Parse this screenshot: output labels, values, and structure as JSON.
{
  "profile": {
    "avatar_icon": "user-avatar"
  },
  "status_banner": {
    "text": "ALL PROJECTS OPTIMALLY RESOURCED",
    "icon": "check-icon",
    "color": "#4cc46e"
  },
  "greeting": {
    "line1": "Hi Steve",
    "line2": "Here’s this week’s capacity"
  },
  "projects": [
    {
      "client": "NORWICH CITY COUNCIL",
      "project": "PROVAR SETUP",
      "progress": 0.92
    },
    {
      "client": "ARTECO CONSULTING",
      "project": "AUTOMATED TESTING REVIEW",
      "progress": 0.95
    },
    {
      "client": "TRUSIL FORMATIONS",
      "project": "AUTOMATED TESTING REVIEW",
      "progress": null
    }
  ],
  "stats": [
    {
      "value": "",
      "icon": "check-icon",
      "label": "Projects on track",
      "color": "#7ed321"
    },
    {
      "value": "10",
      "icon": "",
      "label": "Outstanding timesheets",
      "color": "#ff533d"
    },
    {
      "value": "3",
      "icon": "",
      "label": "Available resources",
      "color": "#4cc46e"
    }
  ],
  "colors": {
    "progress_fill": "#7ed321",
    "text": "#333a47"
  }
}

- - -

- **TASK OBJECTIVE**: Copy every record above exactly as it appears.

- **CORRECT OUTPUT**:
Parse this screenshot: output labels, values, and structure as JSON.
{
  "profile": {
    "avatar_icon": "user-avatar"
  },
  "status_banner": {
    "text": "ALL PROJECTS OPTIMALLY RESOURCED",
    "icon": "check-icon",
    "color": "#4cc46e"
  },
  "greeting": {
    "line1": "Hi Steve",
    "line2": "Here’s this week’s capacity"
  },
  "projects": [
    {
      "client": "NORWICH CITY COUNCIL",
      "project": "PROVAR SETUP",
      "progress": 0.92
    },
    {
      "client": "ARTECO CONSULTING",
      "project": "AUTOMATED TESTING REVIEW",
      "progress": 0.95
    },
    {
      "client": "TRUSIL FORMATIONS",
      "project": "AUTOMATED TESTING REVIEW",
      "progress": null
    }
  ],
  "stats": [
    {
      "value": "",
      "icon": "check-icon",
      "label": "Projects on track",
      "color": "#7ed321"
    },
    {
      "value": "10",
      "icon": "",
      "label": "Outstanding timesheets",
      "color": "#ff533d"
    },
    {
      "value": "3",
      "icon": "",
      "label": "Available resources",
      "color": "#4cc46e"
    }
  ],
  "colors": {
    "progress_fill": "#7ed321",
    "text": "#333a47"
  }
}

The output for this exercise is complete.